Problem details: Would you return all of this data exactly, leaving nothing out?

[Data records]
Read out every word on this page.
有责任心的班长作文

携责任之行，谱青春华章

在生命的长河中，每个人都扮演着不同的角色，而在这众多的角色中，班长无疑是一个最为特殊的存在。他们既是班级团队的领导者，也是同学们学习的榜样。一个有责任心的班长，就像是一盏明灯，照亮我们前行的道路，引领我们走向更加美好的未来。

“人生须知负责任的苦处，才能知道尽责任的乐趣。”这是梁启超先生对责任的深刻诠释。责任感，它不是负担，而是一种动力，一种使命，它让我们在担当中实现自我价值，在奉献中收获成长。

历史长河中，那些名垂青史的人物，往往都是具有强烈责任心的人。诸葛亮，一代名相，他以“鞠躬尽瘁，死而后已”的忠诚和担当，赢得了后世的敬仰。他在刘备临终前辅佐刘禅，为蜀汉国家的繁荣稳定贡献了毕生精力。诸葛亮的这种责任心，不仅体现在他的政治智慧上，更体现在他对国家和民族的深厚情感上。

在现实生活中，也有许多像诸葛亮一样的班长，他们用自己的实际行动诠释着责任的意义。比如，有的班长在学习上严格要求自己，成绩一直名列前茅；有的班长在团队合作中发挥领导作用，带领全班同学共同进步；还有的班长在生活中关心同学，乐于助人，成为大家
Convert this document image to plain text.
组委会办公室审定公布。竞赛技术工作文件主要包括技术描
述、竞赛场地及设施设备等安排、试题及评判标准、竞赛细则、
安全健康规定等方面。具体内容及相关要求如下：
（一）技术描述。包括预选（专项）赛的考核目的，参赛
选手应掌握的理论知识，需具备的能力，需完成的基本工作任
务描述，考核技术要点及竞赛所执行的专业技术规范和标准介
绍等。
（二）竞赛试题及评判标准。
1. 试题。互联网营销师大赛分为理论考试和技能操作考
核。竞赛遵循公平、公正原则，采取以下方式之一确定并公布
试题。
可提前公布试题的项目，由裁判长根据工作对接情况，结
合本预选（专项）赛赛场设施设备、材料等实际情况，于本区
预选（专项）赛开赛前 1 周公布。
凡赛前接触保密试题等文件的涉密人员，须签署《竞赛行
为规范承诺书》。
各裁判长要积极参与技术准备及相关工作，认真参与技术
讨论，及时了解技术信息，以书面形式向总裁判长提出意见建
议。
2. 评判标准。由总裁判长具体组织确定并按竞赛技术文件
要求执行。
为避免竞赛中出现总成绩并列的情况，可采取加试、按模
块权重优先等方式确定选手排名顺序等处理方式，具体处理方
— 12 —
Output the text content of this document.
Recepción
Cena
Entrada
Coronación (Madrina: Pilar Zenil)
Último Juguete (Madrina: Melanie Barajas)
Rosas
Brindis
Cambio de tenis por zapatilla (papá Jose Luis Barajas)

In response:
Read out every word on this page.
有责任心的班长作文

携责任之行，谱青春华章

在生命的长河中，每个人都扮演着不同的角色，而在这众多的角色中，班长无疑是一个最为特殊的存在。他们既是班级团队的领导者，也是同学们学习的榜样。一个有责任心的班长，就像是一盏明灯，照亮我们前行的道路，引领我们走向更加美好的未来。

“人生须知负责任的苦处，才能知道尽责任的乐趣。”这是梁启超先生对责任的深刻诠释。责任感，它不是负担，而是一种动力，一种使命，它让我们在担当中实现自我价值，在奉献中收获成长。

历史长河中，那些名垂青史的人物，往往都是具有强烈责任心的人。诸葛亮，一代名相，他以“鞠躬尽瘁，死而后已”的忠诚和担当，赢得了后世的敬仰。他在刘备临终前辅佐刘禅，为蜀汉国家的繁荣稳定贡献了毕生精力。诸葛亮的这种责任心，不仅体现在他的政治智慧上，更体现在他对国家和民族的深厚情感上。

在现实生活中，也有许多像诸葛亮一样的班长，他们用自己的实际行动诠释着责任的意义。比如，有的班长在学习上严格要求自己，成绩一直名列前茅；有的班长在团队合作中发挥领导作用，带领全班同学共同进步；还有的班长在生活中关心同学，乐于助人，成为大家
Convert this document image to plain text.
组委会办公室审定公布。竞赛技术工作文件主要包括技术描
述、竞赛场地及设施设备等安排、试题及评判标准、竞赛细则、
安全健康规定等方面。具体内容及相关要求如下：
（一）技术描述。包括预选（专项）赛的考核目的，参赛
选手应掌握的理论知识，需具备的能力，需完成的基本工作任
务描述，考核技术要点及竞赛所执行的专业技术规范和标准介
绍等。
（二）竞赛试题及评判标准。
1. 试题。互联网营销师大赛分为理论考试和技能操作考
核。竞赛遵循公平、公正原则，采取以下方式之一确定并公布
试题。
可提前公布试题的项目，由裁判长根据工作对接情况，结
合本预选（专项）赛赛场设施设备、材料等实际情况，于本区
预选（专项）赛开赛前 1 周公布。
凡赛前接触保密试题等文件的涉密人员，须签署《竞赛行
为规范承诺书》。
各裁判长要积极参与技术准备及相关工作，认真参与技术
讨论，及时了解技术信息，以书面形式向总裁判长提出意见建
议。
2. 评判标准。由总裁判长具体组织确定并按竞赛技术文件
要求执行。
为避免竞赛中出现总成绩并列的情况，可采取加试、按模
块权重优先等方式确定选手排名顺序等处理方式，具体处理方
— 12 —
Output the text content of this document.
Recepción
Cena
Entrada
Coronación (Madrina: Pilar Zenil)
Último Juguete (Madrina: Melanie Barajas)
Rosas
Brindis
Cambio de tenis por zapatilla (papá Jose Luis Barajas)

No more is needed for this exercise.